### Required task:
Among the entries below, find the lines with "title" and copy them.

### Input records:

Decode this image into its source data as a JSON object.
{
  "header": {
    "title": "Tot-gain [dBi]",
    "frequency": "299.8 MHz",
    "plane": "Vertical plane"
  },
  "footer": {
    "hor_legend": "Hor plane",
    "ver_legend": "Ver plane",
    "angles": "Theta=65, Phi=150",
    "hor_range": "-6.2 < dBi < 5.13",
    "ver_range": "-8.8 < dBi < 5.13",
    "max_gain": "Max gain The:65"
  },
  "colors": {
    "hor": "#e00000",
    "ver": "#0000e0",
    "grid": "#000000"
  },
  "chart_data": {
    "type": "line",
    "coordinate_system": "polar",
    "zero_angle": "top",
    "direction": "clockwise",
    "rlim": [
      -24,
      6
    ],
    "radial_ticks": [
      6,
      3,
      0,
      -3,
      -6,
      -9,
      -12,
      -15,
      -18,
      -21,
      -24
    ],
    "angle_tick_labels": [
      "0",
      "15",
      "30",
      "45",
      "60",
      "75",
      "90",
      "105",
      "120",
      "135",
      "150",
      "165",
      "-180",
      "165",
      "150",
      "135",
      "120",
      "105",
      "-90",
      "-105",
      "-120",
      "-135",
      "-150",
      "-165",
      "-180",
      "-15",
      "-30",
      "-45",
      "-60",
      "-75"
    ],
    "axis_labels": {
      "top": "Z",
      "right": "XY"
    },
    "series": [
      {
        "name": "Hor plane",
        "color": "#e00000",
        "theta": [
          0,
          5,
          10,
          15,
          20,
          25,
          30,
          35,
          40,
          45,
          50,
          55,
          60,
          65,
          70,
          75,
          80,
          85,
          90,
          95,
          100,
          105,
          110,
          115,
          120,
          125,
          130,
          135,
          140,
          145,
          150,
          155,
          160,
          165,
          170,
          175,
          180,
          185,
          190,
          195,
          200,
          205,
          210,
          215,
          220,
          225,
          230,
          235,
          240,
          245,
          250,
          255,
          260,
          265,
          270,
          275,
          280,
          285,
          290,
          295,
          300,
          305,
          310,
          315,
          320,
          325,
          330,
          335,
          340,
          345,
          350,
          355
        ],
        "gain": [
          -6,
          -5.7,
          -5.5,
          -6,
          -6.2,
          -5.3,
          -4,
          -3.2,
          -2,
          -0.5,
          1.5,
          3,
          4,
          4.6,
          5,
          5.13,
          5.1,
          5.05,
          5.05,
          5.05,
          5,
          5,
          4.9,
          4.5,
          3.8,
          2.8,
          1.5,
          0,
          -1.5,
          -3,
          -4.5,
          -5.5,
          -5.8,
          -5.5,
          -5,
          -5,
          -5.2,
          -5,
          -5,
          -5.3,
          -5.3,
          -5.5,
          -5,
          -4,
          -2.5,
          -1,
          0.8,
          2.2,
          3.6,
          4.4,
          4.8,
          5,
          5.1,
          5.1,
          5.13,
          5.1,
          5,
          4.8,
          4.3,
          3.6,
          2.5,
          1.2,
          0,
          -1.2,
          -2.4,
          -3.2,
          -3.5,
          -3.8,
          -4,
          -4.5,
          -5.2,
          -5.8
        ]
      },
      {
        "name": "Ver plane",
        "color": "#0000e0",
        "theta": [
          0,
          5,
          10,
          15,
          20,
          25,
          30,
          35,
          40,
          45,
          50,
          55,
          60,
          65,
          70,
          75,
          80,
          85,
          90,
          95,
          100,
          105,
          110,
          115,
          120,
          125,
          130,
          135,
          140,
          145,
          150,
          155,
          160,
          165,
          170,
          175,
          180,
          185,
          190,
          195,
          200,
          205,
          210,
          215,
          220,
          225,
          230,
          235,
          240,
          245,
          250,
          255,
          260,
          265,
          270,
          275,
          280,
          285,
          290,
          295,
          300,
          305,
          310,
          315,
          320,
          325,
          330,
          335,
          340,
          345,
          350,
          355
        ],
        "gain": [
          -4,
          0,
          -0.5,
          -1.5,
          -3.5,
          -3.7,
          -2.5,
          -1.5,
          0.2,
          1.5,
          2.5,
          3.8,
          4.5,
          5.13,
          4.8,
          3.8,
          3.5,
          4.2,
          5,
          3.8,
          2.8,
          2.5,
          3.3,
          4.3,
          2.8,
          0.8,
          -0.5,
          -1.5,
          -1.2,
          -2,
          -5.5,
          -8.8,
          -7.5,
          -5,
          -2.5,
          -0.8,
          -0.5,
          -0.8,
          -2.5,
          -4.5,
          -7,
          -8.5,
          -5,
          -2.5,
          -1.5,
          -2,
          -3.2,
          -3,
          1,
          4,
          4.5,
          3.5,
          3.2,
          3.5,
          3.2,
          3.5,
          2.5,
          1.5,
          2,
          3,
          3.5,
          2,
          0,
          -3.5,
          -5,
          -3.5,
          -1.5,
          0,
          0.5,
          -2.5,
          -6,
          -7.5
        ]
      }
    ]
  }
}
...
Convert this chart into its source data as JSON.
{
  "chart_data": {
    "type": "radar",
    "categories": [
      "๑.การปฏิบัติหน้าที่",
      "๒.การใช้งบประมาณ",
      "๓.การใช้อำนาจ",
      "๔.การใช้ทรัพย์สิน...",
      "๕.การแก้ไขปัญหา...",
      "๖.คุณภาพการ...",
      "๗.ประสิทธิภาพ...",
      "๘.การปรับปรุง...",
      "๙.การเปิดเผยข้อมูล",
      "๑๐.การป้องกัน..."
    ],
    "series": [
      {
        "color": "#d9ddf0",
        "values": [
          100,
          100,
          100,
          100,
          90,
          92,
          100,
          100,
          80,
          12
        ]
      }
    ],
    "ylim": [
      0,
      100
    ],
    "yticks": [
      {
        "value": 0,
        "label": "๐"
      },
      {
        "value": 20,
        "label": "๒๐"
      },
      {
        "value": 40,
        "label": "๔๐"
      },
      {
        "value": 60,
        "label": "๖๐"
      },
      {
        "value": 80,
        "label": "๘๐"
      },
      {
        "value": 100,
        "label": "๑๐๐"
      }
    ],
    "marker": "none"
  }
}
--
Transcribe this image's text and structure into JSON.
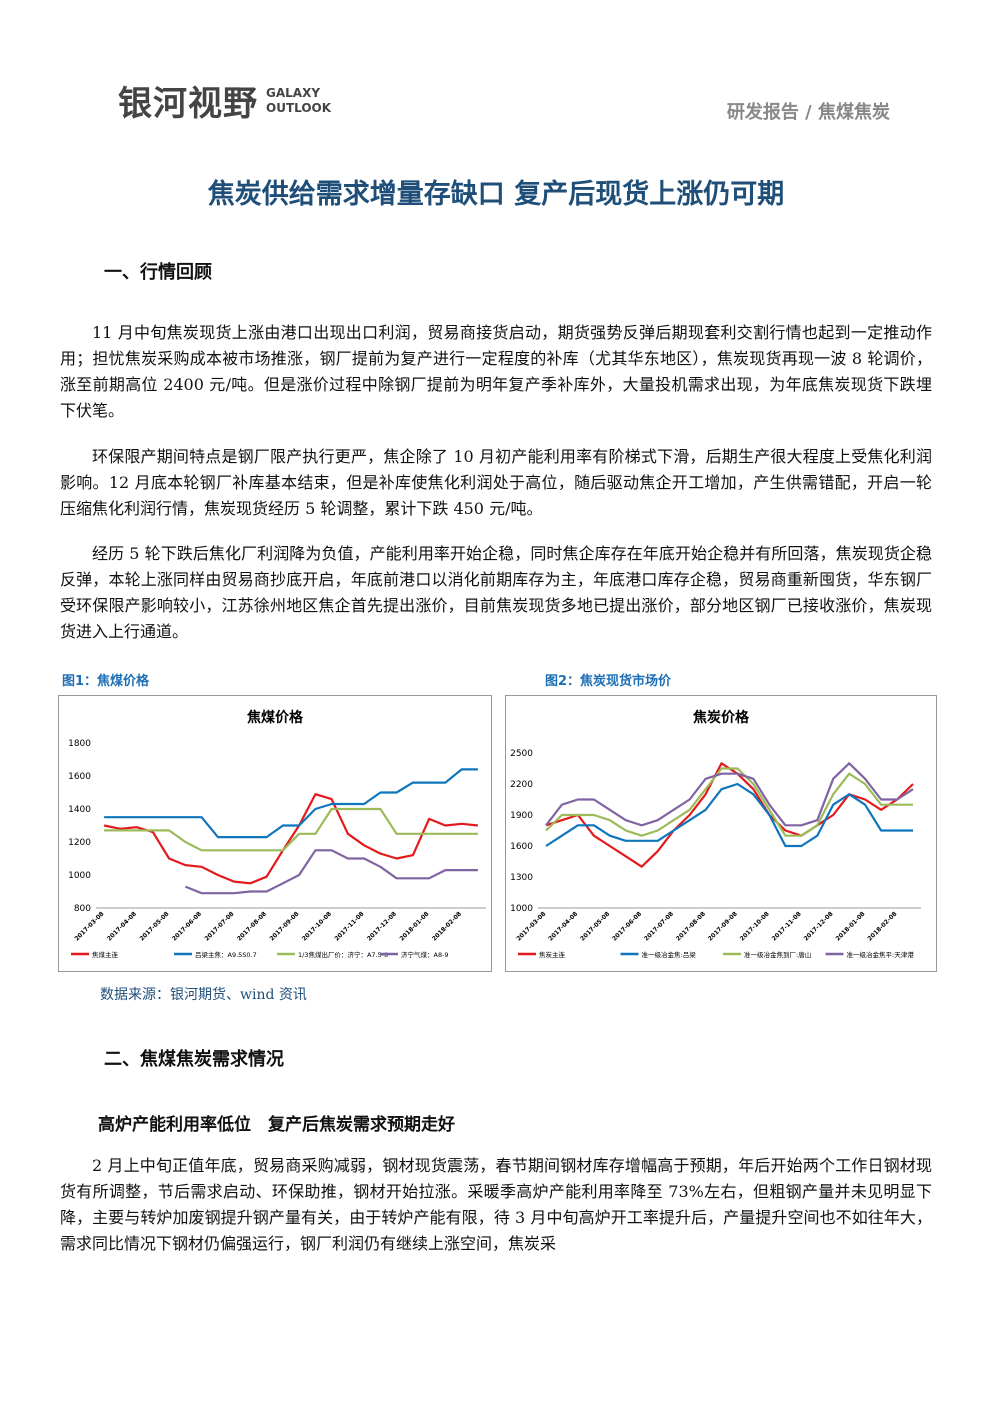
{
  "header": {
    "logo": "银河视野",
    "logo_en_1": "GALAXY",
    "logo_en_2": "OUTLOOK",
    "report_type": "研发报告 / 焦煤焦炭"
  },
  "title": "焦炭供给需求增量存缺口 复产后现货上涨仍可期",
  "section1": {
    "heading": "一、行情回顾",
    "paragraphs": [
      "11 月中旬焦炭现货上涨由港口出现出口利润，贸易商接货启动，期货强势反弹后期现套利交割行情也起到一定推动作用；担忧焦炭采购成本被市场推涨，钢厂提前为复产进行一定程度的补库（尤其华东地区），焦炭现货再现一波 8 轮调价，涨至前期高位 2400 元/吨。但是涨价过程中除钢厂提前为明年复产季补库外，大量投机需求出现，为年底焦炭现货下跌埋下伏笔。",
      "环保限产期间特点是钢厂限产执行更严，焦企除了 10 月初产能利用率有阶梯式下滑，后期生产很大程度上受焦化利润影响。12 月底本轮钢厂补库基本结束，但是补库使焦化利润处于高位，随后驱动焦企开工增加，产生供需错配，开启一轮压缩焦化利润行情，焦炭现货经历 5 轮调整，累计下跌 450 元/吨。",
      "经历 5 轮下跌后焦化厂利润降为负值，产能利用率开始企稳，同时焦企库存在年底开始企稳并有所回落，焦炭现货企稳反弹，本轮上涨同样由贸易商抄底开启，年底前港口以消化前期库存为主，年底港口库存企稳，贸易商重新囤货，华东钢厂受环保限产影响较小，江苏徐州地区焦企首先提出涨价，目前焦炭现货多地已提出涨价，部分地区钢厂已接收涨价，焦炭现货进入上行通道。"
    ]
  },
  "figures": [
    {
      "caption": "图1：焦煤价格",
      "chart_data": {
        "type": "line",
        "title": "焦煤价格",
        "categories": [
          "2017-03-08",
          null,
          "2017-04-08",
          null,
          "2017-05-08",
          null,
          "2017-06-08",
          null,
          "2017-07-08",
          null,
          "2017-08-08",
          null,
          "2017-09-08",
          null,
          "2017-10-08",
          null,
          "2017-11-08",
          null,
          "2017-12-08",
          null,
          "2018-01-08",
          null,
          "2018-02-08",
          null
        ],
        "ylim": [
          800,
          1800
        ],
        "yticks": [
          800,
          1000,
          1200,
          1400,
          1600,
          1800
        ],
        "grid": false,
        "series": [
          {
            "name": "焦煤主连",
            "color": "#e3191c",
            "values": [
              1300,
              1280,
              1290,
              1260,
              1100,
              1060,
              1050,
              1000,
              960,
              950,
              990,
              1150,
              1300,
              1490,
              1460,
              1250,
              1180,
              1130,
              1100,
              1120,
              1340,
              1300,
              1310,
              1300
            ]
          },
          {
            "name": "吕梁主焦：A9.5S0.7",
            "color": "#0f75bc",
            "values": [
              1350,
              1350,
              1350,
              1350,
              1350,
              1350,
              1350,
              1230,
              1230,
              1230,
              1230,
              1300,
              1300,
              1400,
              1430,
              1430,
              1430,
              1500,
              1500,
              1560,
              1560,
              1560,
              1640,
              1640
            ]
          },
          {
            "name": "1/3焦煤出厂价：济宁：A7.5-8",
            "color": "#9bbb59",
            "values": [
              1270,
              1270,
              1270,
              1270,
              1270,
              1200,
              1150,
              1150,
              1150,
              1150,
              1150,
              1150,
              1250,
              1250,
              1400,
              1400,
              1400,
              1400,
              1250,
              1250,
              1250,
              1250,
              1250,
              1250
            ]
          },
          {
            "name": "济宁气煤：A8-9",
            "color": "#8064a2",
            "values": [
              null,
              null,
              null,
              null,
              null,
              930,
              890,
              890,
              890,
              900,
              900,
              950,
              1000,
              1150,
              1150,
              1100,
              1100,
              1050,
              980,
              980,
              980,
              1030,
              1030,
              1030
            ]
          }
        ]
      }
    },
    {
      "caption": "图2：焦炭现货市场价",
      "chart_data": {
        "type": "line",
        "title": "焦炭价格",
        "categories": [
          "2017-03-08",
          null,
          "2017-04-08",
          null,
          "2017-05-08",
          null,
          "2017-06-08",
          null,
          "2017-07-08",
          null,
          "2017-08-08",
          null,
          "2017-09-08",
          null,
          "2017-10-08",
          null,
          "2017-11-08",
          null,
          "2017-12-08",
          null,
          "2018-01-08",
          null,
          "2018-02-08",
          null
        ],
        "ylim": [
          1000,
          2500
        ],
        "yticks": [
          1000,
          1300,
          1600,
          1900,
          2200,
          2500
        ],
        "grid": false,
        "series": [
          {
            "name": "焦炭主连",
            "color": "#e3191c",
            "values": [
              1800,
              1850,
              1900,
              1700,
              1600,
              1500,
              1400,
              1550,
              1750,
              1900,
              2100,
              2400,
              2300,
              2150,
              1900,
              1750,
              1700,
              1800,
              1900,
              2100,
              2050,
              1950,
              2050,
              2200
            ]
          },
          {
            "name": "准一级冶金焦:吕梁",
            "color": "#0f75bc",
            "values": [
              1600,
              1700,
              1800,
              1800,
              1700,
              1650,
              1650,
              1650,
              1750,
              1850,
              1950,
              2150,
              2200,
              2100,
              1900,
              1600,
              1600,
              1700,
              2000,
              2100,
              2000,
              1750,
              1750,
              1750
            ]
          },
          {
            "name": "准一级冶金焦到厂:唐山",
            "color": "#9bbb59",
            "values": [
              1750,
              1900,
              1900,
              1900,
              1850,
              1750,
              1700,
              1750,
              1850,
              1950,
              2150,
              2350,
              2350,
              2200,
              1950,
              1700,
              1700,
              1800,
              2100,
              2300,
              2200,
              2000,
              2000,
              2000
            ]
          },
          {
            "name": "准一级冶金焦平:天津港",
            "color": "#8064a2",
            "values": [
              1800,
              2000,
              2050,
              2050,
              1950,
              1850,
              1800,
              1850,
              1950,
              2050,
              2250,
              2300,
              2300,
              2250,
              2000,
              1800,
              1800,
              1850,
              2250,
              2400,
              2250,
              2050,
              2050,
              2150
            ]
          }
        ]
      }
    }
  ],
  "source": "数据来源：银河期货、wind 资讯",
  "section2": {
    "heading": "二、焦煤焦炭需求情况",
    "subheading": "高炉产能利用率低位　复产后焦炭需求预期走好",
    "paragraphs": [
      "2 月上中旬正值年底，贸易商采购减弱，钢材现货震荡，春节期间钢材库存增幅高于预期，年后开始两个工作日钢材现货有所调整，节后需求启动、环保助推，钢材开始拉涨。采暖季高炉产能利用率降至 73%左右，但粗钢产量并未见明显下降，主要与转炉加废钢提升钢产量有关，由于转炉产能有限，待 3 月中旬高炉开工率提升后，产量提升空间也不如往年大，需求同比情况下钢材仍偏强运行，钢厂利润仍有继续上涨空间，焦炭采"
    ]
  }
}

### Response:
    "title": "Tot-gain [dBi]",
  "title": "焦炭供给需求增量存缺口 复产后现货上涨仍可期",
        "title": "焦煤价格",
        "title": "焦炭价格",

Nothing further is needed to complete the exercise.